▸ **Instructions for the task**
Copy out all of the material exactly.
_____
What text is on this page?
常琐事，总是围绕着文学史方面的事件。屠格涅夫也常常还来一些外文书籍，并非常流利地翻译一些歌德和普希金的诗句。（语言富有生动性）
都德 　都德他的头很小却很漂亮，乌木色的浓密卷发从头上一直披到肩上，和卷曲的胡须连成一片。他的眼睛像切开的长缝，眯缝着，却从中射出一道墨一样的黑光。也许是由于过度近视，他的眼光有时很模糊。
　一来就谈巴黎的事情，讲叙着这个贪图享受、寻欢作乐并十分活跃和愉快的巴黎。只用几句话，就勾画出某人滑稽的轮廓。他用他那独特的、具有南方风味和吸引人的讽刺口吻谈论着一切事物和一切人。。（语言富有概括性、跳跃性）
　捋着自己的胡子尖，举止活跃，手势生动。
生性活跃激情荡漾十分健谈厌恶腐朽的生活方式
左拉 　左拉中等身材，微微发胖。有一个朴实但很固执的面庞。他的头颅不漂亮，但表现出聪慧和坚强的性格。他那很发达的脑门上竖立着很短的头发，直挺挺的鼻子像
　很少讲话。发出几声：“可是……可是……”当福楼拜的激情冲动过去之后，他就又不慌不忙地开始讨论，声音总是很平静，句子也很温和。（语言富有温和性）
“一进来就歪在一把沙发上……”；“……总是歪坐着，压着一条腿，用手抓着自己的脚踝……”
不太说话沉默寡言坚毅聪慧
_____
▸ **Reply to the exercise**
What text is on this page?
常琐事，总是围绕着文学史方面的事件。屠格涅夫也常常还来一些外文书籍，并非常流利地翻译一些歌德和普希金的诗句。（语言富有生动性）
都德 　都德他的头很小却很漂亮，乌木色的浓密卷发从头上一直披到肩上，和卷曲的胡须连成一片。他的眼睛像切开的长缝，眯缝着，却从中射出一道墨一样的黑光。也许是由于过度近视，他的眼光有时很模糊。
　一来就谈巴黎的事情，讲叙着这个贪图享受、寻欢作乐并十分活跃和愉快的巴黎。只用几句话，就勾画出某人滑稽的轮廓。他用他那独特的、具有南方风味和吸引人的讽刺口吻谈论着一切事物和一切人。。（语言富有概括性、跳跃性）
　捋着自己的胡子尖，举止活跃，手势生动。
生性活跃激情荡漾十分健谈厌恶腐朽的生活方式
左拉 　左拉中等身材，微微发胖。有一个朴实但很固执的面庞。他的头颅不漂亮，但表现出聪慧和坚强的性格。他那很发达的脑门上竖立着很短的头发，直挺挺的鼻子像
　很少讲话。发出几声：“可是……可是……”当福楼拜的激情冲动过去之后，他就又不慌不忙地开始讨论，声音总是很平静，句子也很温和。（语言富有温和性）
“一进来就歪在一把沙发上……”；“……总是歪坐着，压着一条腿，用手抓着自己的脚踝……”
不太说话沉默寡言坚毅聪慧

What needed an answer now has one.